(Region annotation records)

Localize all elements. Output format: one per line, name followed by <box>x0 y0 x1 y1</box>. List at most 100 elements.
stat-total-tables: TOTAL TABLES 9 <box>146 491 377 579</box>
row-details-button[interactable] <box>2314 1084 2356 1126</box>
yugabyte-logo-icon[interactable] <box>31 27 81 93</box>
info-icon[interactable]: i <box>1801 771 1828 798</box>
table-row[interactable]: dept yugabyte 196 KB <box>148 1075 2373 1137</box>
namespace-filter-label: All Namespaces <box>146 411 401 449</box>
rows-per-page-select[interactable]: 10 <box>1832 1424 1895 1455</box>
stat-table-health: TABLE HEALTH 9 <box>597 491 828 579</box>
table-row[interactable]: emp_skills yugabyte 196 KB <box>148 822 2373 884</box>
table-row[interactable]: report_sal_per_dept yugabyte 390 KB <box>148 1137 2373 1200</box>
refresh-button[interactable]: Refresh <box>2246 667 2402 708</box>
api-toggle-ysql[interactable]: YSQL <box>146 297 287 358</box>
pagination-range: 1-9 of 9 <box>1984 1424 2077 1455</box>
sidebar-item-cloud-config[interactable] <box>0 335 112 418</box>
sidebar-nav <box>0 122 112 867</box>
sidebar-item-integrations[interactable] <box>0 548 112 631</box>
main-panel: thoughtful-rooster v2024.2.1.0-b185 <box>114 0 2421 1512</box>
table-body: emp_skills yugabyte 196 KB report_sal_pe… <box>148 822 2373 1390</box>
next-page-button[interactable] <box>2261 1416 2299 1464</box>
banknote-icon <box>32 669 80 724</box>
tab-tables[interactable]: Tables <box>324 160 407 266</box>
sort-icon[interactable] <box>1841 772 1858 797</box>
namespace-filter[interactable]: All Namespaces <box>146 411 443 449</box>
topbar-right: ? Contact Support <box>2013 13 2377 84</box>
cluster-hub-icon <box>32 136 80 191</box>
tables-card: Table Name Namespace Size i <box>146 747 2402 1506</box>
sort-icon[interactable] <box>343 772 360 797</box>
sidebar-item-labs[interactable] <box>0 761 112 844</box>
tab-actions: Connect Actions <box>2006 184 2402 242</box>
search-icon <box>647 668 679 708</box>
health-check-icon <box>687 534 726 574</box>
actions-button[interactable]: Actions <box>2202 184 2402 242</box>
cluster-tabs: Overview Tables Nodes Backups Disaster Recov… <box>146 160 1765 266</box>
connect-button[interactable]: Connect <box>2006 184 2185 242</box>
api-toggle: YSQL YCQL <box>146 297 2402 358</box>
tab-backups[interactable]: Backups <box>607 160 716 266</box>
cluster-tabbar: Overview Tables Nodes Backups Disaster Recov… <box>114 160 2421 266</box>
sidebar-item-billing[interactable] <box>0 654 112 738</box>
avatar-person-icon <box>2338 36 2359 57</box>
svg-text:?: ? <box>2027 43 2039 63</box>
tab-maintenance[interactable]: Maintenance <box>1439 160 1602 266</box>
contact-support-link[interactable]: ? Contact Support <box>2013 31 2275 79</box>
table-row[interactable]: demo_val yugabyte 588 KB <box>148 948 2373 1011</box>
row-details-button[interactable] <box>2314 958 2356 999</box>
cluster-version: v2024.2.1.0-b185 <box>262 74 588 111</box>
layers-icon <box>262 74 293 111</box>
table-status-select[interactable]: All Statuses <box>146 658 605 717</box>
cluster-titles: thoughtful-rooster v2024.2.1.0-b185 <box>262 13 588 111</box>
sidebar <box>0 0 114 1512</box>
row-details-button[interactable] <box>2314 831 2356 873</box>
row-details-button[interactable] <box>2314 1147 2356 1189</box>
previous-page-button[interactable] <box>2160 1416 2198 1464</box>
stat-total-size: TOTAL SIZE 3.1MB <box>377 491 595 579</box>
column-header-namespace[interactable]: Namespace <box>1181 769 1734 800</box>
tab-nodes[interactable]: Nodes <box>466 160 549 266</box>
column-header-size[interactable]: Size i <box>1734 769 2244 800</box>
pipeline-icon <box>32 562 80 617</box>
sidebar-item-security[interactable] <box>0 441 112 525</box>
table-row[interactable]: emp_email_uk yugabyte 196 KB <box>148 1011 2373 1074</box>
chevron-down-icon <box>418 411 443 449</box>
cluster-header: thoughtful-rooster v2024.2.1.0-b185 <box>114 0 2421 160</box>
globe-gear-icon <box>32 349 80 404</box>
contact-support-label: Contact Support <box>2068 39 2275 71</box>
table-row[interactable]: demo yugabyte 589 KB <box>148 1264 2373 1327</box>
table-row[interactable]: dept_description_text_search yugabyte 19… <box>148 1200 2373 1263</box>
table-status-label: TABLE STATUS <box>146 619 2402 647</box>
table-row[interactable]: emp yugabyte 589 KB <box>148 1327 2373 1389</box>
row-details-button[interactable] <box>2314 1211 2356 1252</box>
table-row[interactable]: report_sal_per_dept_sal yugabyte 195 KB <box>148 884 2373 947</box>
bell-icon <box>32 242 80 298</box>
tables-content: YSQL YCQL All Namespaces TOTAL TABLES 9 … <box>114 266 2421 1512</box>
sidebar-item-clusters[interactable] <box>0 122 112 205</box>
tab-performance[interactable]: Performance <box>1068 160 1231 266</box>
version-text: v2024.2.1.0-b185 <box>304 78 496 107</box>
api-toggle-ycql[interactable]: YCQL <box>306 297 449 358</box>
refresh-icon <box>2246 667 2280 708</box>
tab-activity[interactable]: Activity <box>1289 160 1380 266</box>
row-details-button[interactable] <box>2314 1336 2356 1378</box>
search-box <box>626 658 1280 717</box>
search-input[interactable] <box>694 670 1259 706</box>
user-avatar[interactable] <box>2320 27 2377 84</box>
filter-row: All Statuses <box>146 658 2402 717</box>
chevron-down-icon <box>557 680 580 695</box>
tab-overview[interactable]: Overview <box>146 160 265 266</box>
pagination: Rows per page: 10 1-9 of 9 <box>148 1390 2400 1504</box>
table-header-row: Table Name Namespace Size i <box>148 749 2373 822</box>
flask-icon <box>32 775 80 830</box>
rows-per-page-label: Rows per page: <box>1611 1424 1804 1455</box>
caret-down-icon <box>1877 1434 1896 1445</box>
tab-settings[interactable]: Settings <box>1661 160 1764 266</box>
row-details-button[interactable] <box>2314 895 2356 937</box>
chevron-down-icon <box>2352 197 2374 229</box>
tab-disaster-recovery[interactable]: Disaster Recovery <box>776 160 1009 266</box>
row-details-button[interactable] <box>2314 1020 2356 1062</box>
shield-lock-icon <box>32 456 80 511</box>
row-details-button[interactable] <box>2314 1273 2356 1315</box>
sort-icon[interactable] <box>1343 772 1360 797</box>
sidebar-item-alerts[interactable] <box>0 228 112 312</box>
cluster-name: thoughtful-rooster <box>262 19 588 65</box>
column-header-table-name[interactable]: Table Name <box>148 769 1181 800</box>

## Requirement
Reproduce every line of the records above verbatim.

## Answer to the problem
Localize all elements. Output format: one per line, name followed by <box>x0 y0 x1 y1</box>. List at most 100 elements.
stat-total-tables: TOTAL TABLES 9 <box>146 491 377 579</box>
row-details-button[interactable] <box>2314 1084 2356 1126</box>
yugabyte-logo-icon[interactable] <box>31 27 81 93</box>
info-icon[interactable]: i <box>1801 771 1828 798</box>
table-row[interactable]: dept yugabyte 196 KB <box>148 1075 2373 1137</box>
namespace-filter-label: All Namespaces <box>146 411 401 449</box>
rows-per-page-select[interactable]: 10 <box>1832 1424 1895 1455</box>
stat-table-health: TABLE HEALTH 9 <box>597 491 828 579</box>
table-row[interactable]: emp_skills yugabyte 196 KB <box>148 822 2373 884</box>
table-row[interactable]: report_sal_per_dept yugabyte 390 KB <box>148 1137 2373 1200</box>
refresh-button[interactable]: Refresh <box>2246 667 2402 708</box>
api-toggle-ysql[interactable]: YSQL <box>146 297 287 358</box>
pagination-range: 1-9 of 9 <box>1984 1424 2077 1455</box>
sidebar-item-cloud-config[interactable] <box>0 335 112 418</box>
sidebar-nav <box>0 122 112 867</box>
sidebar-item-integrations[interactable] <box>0 548 112 631</box>
main-panel: thoughtful-rooster v2024.2.1.0-b185 <box>114 0 2421 1512</box>
table-body: emp_skills yugabyte 196 KB report_sal_pe… <box>148 822 2373 1390</box>
next-page-button[interactable] <box>2261 1416 2299 1464</box>
banknote-icon <box>32 669 80 724</box>
tab-tables[interactable]: Tables <box>324 160 407 266</box>
sort-icon[interactable] <box>1841 772 1858 797</box>
namespace-filter[interactable]: All Namespaces <box>146 411 443 449</box>
topbar-right: ? Contact Support <box>2013 13 2377 84</box>
cluster-hub-icon <box>32 136 80 191</box>
tables-card: Table Name Namespace Size i <box>146 747 2402 1506</box>
sort-icon[interactable] <box>343 772 360 797</box>
sidebar-item-labs[interactable] <box>0 761 112 844</box>
tab-actions: Connect Actions <box>2006 184 2402 242</box>
search-icon <box>647 668 679 708</box>
health-check-icon <box>687 534 726 574</box>
actions-button[interactable]: Actions <box>2202 184 2402 242</box>
cluster-tabs: Overview Tables Nodes Backups Disaster Recov… <box>146 160 1765 266</box>
connect-button[interactable]: Connect <box>2006 184 2185 242</box>
api-toggle: YSQL YCQL <box>146 297 2402 358</box>
tab-backups[interactable]: Backups <box>607 160 716 266</box>
cluster-tabbar: Overview Tables Nodes Backups Disaster Recov… <box>114 160 2421 266</box>
sidebar-item-billing[interactable] <box>0 654 112 738</box>
avatar-person-icon <box>2338 36 2359 57</box>
svg-text:?: ? <box>2027 43 2039 63</box>
tab-maintenance[interactable]: Maintenance <box>1439 160 1602 266</box>
contact-support-link[interactable]: ? Contact Support <box>2013 31 2275 79</box>
table-row[interactable]: demo_val yugabyte 588 KB <box>148 948 2373 1011</box>
row-details-button[interactable] <box>2314 958 2356 999</box>
cluster-version: v2024.2.1.0-b185 <box>262 74 588 111</box>
layers-icon <box>262 74 293 111</box>
table-status-select[interactable]: All Statuses <box>146 658 605 717</box>
cluster-titles: thoughtful-rooster v2024.2.1.0-b185 <box>262 13 588 111</box>
sidebar <box>0 0 114 1512</box>
row-details-button[interactable] <box>2314 831 2356 873</box>
row-details-button[interactable] <box>2314 1147 2356 1189</box>
previous-page-button[interactable] <box>2160 1416 2198 1464</box>
stat-total-size: TOTAL SIZE 3.1MB <box>377 491 595 579</box>
column-header-namespace[interactable]: Namespace <box>1181 769 1734 800</box>
tab-nodes[interactable]: Nodes <box>466 160 549 266</box>
column-header-size[interactable]: Size i <box>1734 769 2244 800</box>
pipeline-icon <box>32 562 80 617</box>
sidebar-item-security[interactable] <box>0 441 112 525</box>
table-row[interactable]: emp_email_uk yugabyte 196 KB <box>148 1011 2373 1074</box>
chevron-down-icon <box>418 411 443 449</box>
cluster-header: thoughtful-rooster v2024.2.1.0-b185 <box>114 0 2421 160</box>
globe-gear-icon <box>32 349 80 404</box>
contact-support-label: Contact Support <box>2068 39 2275 71</box>
table-row[interactable]: demo yugabyte 589 KB <box>148 1264 2373 1327</box>
table-row[interactable]: dept_description_text_search yugabyte 19… <box>148 1200 2373 1263</box>
table-status-label: TABLE STATUS <box>146 619 2402 647</box>
table-row[interactable]: emp yugabyte 589 KB <box>148 1327 2373 1389</box>
row-details-button[interactable] <box>2314 1211 2356 1252</box>
table-row[interactable]: report_sal_per_dept_sal yugabyte 195 KB <box>148 884 2373 947</box>
bell-icon <box>32 242 80 298</box>
tables-content: YSQL YCQL All Namespaces TOTAL TABLES 9 … <box>114 266 2421 1512</box>
sidebar-item-clusters[interactable] <box>0 122 112 205</box>
tab-performance[interactable]: Performance <box>1068 160 1231 266</box>
version-text: v2024.2.1.0-b185 <box>304 78 496 107</box>
api-toggle-ycql[interactable]: YCQL <box>306 297 449 358</box>
refresh-icon <box>2246 667 2280 708</box>
tab-activity[interactable]: Activity <box>1289 160 1380 266</box>
row-details-button[interactable] <box>2314 1336 2356 1378</box>
search-box <box>626 658 1280 717</box>
search-input[interactable] <box>694 670 1259 706</box>
user-avatar[interactable] <box>2320 27 2377 84</box>
filter-row: All Statuses <box>146 658 2402 717</box>
chevron-down-icon <box>557 680 580 695</box>
tab-overview[interactable]: Overview <box>146 160 265 266</box>
pagination: Rows per page: 10 1-9 of 9 <box>148 1390 2400 1504</box>
table-header-row: Table Name Namespace Size i <box>148 749 2373 822</box>
flask-icon <box>32 775 80 830</box>
rows-per-page-label: Rows per page: <box>1611 1424 1804 1455</box>
caret-down-icon <box>1877 1434 1896 1445</box>
tab-settings[interactable]: Settings <box>1661 160 1764 266</box>
row-details-button[interactable] <box>2314 895 2356 937</box>
chevron-down-icon <box>2352 197 2374 229</box>
tab-disaster-recovery[interactable]: Disaster Recovery <box>776 160 1009 266</box>
row-details-button[interactable] <box>2314 1020 2356 1062</box>
shield-lock-icon <box>32 456 80 511</box>
row-details-button[interactable] <box>2314 1273 2356 1315</box>
sort-icon[interactable] <box>1343 772 1360 797</box>
sidebar-item-alerts[interactable] <box>0 228 112 312</box>
cluster-name: thoughtful-rooster <box>262 19 588 65</box>
column-header-table-name[interactable]: Table Name <box>148 769 1181 800</box>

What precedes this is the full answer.